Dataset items
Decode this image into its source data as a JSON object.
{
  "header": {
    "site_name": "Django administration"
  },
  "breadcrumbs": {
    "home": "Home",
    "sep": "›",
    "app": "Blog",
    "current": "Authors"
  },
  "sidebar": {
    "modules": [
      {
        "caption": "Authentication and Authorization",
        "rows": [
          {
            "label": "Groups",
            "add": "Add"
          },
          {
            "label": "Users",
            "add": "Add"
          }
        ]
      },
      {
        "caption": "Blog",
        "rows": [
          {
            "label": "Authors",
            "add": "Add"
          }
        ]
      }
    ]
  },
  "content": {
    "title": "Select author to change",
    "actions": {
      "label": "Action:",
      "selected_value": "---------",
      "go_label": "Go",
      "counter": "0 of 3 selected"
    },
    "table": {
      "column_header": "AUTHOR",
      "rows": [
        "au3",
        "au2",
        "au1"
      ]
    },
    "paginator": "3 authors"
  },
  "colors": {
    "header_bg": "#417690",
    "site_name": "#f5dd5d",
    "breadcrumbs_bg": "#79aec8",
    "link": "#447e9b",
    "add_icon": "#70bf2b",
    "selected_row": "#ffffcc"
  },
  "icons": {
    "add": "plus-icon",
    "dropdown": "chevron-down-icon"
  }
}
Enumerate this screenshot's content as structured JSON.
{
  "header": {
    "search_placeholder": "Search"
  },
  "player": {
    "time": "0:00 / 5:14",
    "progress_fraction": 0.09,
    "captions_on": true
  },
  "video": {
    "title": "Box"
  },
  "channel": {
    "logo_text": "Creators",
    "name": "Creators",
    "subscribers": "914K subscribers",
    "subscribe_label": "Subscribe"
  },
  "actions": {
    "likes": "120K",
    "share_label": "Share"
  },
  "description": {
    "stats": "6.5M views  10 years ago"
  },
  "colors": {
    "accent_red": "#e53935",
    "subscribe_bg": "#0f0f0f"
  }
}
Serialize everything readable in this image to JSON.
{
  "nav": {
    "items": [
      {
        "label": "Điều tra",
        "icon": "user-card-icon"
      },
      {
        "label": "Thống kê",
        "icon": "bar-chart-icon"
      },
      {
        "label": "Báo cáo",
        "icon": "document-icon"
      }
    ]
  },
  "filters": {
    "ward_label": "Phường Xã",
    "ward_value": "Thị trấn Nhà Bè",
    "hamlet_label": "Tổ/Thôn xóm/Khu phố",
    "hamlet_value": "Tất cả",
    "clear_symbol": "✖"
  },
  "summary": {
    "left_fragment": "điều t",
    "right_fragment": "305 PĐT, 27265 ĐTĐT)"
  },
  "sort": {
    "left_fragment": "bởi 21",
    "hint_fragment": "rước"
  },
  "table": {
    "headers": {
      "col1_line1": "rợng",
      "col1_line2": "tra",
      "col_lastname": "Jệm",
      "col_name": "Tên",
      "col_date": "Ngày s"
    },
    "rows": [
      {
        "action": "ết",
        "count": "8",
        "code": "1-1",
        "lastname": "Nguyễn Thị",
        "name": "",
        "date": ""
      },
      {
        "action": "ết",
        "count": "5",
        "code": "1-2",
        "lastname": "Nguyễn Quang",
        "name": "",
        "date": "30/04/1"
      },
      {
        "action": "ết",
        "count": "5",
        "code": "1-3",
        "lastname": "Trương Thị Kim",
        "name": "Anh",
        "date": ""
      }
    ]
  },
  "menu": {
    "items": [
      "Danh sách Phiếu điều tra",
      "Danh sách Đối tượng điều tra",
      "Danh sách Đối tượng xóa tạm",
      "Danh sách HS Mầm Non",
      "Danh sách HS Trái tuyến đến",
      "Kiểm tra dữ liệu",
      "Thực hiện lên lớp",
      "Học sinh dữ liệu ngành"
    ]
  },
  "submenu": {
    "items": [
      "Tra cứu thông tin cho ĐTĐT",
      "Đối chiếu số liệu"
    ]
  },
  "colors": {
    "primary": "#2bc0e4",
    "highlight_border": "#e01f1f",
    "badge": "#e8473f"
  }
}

**Problem to solve**
Return each entry from the material above exactly as it appears.

**Task result**
Decode this image into its source data as a JSON object.
{
  "header": {
    "site_name": "Django administration"
  },
  "breadcrumbs": {
    "home": "Home",
    "sep": "›",
    "app": "Blog",
    "current": "Authors"
  },
  "sidebar": {
    "modules": [
      {
        "caption": "Authentication and Authorization",
        "rows": [
          {
            "label": "Groups",
            "add": "Add"
          },
          {
            "label": "Users",
            "add": "Add"
          }
        ]
      },
      {
        "caption": "Blog",
        "rows": [
          {
            "label": "Authors",
            "add": "Add"
          }
        ]
      }
    ]
  },
  "content": {
    "title": "Select author to change",
    "actions": {
      "label": "Action:",
      "selected_value": "---------",
      "go_label": "Go",
      "counter": "0 of 3 selected"
    },
    "table": {
      "column_header": "AUTHOR",
      "rows": [
        "au3",
        "au2",
        "au1"
      ]
    },
    "paginator": "3 authors"
  },
  "colors": {
    "header_bg": "#417690",
    "site_name": "#f5dd5d",
    "breadcrumbs_bg": "#79aec8",
    "link": "#447e9b",
    "add_icon": "#70bf2b",
    "selected_row": "#ffffcc"
  },
  "icons": {
    "add": "plus-icon",
    "dropdown": "chevron-down-icon"
  }
}
Enumerate this screenshot's content as structured JSON.
{
  "header": {
    "search_placeholder": "Search"
  },
  "player": {
    "time": "0:00 / 5:14",
    "progress_fraction": 0.09,
    "captions_on": true
  },
  "video": {
    "title": "Box"
  },
  "channel": {
    "logo_text": "Creators",
    "name": "Creators",
    "subscribers": "914K subscribers",
    "subscribe_label": "Subscribe"
  },
  "actions": {
    "likes": "120K",
    "share_label": "Share"
  },
  "description": {
    "stats": "6.5M views  10 years ago"
  },
  "colors": {
    "accent_red": "#e53935",
    "subscribe_bg": "#0f0f0f"
  }
}
Serialize everything readable in this image to JSON.
{
  "nav": {
    "items": [
      {
        "label": "Điều tra",
        "icon": "user-card-icon"
      },
      {
        "label": "Thống kê",
        "icon": "bar-chart-icon"
      },
      {
        "label": "Báo cáo",
        "icon": "document-icon"
      }
    ]
  },
  "filters": {
    "ward_label": "Phường Xã",
    "ward_value": "Thị trấn Nhà Bè",
    "hamlet_label": "Tổ/Thôn xóm/Khu phố",
    "hamlet_value": "Tất cả",
    "clear_symbol": "✖"
  },
  "summary": {
    "left_fragment": "điều t",
    "right_fragment": "305 PĐT, 27265 ĐTĐT)"
  },
  "sort": {
    "left_fragment": "bởi 21",
    "hint_fragment": "rước"
  },
  "table": {
    "headers": {
      "col1_line1": "rợng",
      "col1_line2": "tra",
      "col_lastname": "Jệm",
      "col_name": "Tên",
      "col_date": "Ngày s"
    },
    "rows": [
      {
        "action": "ết",
        "count": "8",
        "code": "1-1",
        "lastname": "Nguyễn Thị",
        "name": "",
        "date": ""
      },
      {
        "action": "ết",
        "count": "5",
        "code": "1-2",
        "lastname": "Nguyễn Quang",
        "name": "",
        "date": "30/04/1"
      },
      {
        "action": "ết",
        "count": "5",
        "code": "1-3",
        "lastname": "Trương Thị Kim",
        "name": "Anh",
        "date": ""
      }
    ]
  },
  "menu": {
    "items": [
      "Danh sách Phiếu điều tra",
      "Danh sách Đối tượng điều tra",
      "Danh sách Đối tượng xóa tạm",
      "Danh sách HS Mầm Non",
      "Danh sách HS Trái tuyến đến",
      "Kiểm tra dữ liệu",
      "Thực hiện lên lớp",
      "Học sinh dữ liệu ngành"
    ]
  },
  "submenu": {
    "items": [
      "Tra cứu thông tin cho ĐTĐT",
      "Đối chiếu số liệu"
    ]
  },
  "colors": {
    "primary": "#2bc0e4",
    "highlight_border": "#e01f1f",
    "badge": "#e8473f"
  }
}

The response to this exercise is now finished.